> Required work
Print each of the entries exactly, leaving nothing out.
==== Recorded data ====
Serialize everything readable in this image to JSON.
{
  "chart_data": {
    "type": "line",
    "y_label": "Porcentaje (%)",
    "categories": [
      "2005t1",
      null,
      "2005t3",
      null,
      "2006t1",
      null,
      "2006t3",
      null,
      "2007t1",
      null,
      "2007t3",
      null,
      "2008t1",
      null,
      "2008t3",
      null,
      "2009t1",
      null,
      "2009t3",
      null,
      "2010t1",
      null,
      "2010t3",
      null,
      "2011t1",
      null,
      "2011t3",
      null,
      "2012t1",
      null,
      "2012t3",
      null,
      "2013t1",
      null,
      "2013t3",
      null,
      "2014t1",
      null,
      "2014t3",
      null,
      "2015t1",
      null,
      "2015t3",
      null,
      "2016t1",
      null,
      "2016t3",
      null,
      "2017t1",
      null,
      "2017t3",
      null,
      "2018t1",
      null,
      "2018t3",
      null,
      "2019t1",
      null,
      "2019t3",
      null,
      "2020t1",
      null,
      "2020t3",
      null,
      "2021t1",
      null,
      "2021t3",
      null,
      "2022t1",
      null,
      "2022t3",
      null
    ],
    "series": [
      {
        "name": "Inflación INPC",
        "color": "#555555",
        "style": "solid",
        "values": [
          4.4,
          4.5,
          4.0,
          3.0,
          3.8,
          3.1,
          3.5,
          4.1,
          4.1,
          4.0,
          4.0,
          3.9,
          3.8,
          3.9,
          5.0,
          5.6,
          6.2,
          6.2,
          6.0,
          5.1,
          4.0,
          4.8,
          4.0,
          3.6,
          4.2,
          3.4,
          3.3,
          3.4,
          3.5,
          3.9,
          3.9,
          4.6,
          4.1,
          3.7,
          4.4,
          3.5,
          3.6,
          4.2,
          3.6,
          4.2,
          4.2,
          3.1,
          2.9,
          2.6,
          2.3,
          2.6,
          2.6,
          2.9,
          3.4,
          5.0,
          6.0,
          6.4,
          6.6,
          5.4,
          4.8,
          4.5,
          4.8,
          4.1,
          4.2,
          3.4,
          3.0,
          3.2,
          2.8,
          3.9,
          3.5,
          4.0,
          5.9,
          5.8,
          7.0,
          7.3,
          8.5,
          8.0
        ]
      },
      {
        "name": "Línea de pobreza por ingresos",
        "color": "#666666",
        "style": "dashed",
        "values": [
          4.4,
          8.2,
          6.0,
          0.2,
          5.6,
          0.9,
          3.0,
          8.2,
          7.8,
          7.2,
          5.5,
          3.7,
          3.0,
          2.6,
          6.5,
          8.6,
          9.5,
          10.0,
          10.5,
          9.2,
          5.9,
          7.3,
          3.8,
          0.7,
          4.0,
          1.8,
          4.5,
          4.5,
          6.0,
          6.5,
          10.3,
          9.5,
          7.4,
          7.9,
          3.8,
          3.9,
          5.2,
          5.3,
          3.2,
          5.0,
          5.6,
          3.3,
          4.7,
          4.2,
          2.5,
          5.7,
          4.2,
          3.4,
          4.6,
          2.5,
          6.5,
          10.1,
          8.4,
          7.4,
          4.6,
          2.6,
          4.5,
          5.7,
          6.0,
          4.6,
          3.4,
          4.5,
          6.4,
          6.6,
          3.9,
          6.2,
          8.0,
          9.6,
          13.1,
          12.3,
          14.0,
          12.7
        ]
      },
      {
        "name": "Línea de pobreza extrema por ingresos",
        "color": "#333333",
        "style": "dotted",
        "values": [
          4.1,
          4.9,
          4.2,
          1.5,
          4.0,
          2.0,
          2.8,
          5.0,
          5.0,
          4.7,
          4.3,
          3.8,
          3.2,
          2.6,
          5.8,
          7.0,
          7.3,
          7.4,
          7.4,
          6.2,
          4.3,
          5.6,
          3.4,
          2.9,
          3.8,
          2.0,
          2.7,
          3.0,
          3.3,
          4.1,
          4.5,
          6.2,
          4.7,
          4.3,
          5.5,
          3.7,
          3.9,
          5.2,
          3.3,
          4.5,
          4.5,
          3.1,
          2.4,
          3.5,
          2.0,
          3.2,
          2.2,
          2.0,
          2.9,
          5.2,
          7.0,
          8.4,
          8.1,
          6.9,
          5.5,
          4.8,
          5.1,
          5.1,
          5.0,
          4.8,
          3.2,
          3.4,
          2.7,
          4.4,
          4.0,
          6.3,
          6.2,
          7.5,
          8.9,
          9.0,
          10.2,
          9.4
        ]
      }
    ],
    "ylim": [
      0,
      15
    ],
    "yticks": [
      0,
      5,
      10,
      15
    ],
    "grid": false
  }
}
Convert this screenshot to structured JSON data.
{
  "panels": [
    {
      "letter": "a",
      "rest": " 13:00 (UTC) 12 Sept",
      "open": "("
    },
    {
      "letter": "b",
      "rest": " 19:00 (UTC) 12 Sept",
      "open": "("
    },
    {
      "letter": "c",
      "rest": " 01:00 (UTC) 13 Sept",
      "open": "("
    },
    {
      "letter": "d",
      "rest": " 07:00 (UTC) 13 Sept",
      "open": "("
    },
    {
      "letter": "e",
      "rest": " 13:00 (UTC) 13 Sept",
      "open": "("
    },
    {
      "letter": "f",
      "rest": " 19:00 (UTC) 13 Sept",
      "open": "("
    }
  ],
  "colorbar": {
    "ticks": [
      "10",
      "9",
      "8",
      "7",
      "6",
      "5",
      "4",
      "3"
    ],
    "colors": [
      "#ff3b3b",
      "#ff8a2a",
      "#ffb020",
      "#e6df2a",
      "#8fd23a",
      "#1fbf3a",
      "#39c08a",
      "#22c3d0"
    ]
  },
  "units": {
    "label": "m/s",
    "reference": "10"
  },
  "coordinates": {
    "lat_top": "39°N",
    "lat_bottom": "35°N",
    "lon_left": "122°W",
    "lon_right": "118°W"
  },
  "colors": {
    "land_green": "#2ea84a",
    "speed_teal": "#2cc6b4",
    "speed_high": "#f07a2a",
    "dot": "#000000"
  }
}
====
> Response for this exercise
Serialize everything readable in this image to JSON.
{
  "chart_data": {
    "type": "line",
    "y_label": "Porcentaje (%)",
    "categories": [
      "2005t1",
      null,
      "2005t3",
      null,
      "2006t1",
      null,
      "2006t3",
      null,
      "2007t1",
      null,
      "2007t3",
      null,
      "2008t1",
      null,
      "2008t3",
      null,
      "2009t1",
      null,
      "2009t3",
      null,
      "2010t1",
      null,
      "2010t3",
      null,
      "2011t1",
      null,
      "2011t3",
      null,
      "2012t1",
      null,
      "2012t3",
      null,
      "2013t1",
      null,
      "2013t3",
      null,
      "2014t1",
      null,
      "2014t3",
      null,
      "2015t1",
      null,
      "2015t3",
      null,
      "2016t1",
      null,
      "2016t3",
      null,
      "2017t1",
      null,
      "2017t3",
      null,
      "2018t1",
      null,
      "2018t3",
      null,
      "2019t1",
      null,
      "2019t3",
      null,
      "2020t1",
      null,
      "2020t3",
      null,
      "2021t1",
      null,
      "2021t3",
      null,
      "2022t1",
      null,
      "2022t3",
      null
    ],
    "series": [
      {
        "name": "Inflación INPC",
        "color": "#555555",
        "style": "solid",
        "values": [
          4.4,
          4.5,
          4.0,
          3.0,
          3.8,
          3.1,
          3.5,
          4.1,
          4.1,
          4.0,
          4.0,
          3.9,
          3.8,
          3.9,
          5.0,
          5.6,
          6.2,
          6.2,
          6.0,
          5.1,
          4.0,
          4.8,
          4.0,
          3.6,
          4.2,
          3.4,
          3.3,
          3.4,
          3.5,
          3.9,
          3.9,
          4.6,
          4.1,
          3.7,
          4.4,
          3.5,
          3.6,
          4.2,
          3.6,
          4.2,
          4.2,
          3.1,
          2.9,
          2.6,
          2.3,
          2.6,
          2.6,
          2.9,
          3.4,
          5.0,
          6.0,
          6.4,
          6.6,
          5.4,
          4.8,
          4.5,
          4.8,
          4.1,
          4.2,
          3.4,
          3.0,
          3.2,
          2.8,
          3.9,
          3.5,
          4.0,
          5.9,
          5.8,
          7.0,
          7.3,
          8.5,
          8.0
        ]
      },
      {
        "name": "Línea de pobreza por ingresos",
        "color": "#666666",
        "style": "dashed",
        "values": [
          4.4,
          8.2,
          6.0,
          0.2,
          5.6,
          0.9,
          3.0,
          8.2,
          7.8,
          7.2,
          5.5,
          3.7,
          3.0,
          2.6,
          6.5,
          8.6,
          9.5,
          10.0,
          10.5,
          9.2,
          5.9,
          7.3,
          3.8,
          0.7,
          4.0,
          1.8,
          4.5,
          4.5,
          6.0,
          6.5,
          10.3,
          9.5,
          7.4,
          7.9,
          3.8,
          3.9,
          5.2,
          5.3,
          3.2,
          5.0,
          5.6,
          3.3,
          4.7,
          4.2,
          2.5,
          5.7,
          4.2,
          3.4,
          4.6,
          2.5,
          6.5,
          10.1,
          8.4,
          7.4,
          4.6,
          2.6,
          4.5,
          5.7,
          6.0,
          4.6,
          3.4,
          4.5,
          6.4,
          6.6,
          3.9,
          6.2,
          8.0,
          9.6,
          13.1,
          12.3,
          14.0,
          12.7
        ]
      },
      {
        "name": "Línea de pobreza extrema por ingresos",
        "color": "#333333",
        "style": "dotted",
        "values": [
          4.1,
          4.9,
          4.2,
          1.5,
          4.0,
          2.0,
          2.8,
          5.0,
          5.0,
          4.7,
          4.3,
          3.8,
          3.2,
          2.6,
          5.8,
          7.0,
          7.3,
          7.4,
          7.4,
          6.2,
          4.3,
          5.6,
          3.4,
          2.9,
          3.8,
          2.0,
          2.7,
          3.0,
          3.3,
          4.1,
          4.5,
          6.2,
          4.7,
          4.3,
          5.5,
          3.7,
          3.9,
          5.2,
          3.3,
          4.5,
          4.5,
          3.1,
          2.4,
          3.5,
          2.0,
          3.2,
          2.2,
          2.0,
          2.9,
          5.2,
          7.0,
          8.4,
          8.1,
          6.9,
          5.5,
          4.8,
          5.1,
          5.1,
          5.0,
          4.8,
          3.2,
          3.4,
          2.7,
          4.4,
          4.0,
          6.3,
          6.2,
          7.5,
          8.9,
          9.0,
          10.2,
          9.4
        ]
      }
    ],
    "ylim": [
      0,
      15
    ],
    "yticks": [
      0,
      5,
      10,
      15
    ],
    "grid": false
  }
}
Convert this screenshot to structured JSON data.
{
  "panels": [
    {
      "letter": "a",
      "rest": " 13:00 (UTC) 12 Sept",
      "open": "("
    },
    {
      "letter": "b",
      "rest": " 19:00 (UTC) 12 Sept",
      "open": "("
    },
    {
      "letter": "c",
      "rest": " 01:00 (UTC) 13 Sept",
      "open": "("
    },
    {
      "letter": "d",
      "rest": " 07:00 (UTC) 13 Sept",
      "open": "("
    },
    {
      "letter": "e",
      "rest": " 13:00 (UTC) 13 Sept",
      "open": "("
    },
    {
      "letter": "f",
      "rest": " 19:00 (UTC) 13 Sept",
      "open": "("
    }
  ],
  "colorbar": {
    "ticks": [
      "10",
      "9",
      "8",
      "7",
      "6",
      "5",
      "4",
      "3"
    ],
    "colors": [
      "#ff3b3b",
      "#ff8a2a",
      "#ffb020",
      "#e6df2a",
      "#8fd23a",
      "#1fbf3a",
      "#39c08a",
      "#22c3d0"
    ]
  },
  "units": {
    "label": "m/s",
    "reference": "10"
  },
  "coordinates": {
    "lat_top": "39°N",
    "lat_bottom": "35°N",
    "lon_left": "122°W",
    "lon_right": "118°W"
  },
  "colors": {
    "land_green": "#2ea84a",
    "speed_teal": "#2cc6b4",
    "speed_high": "#f07a2a",
    "dot": "#000000"
  }
}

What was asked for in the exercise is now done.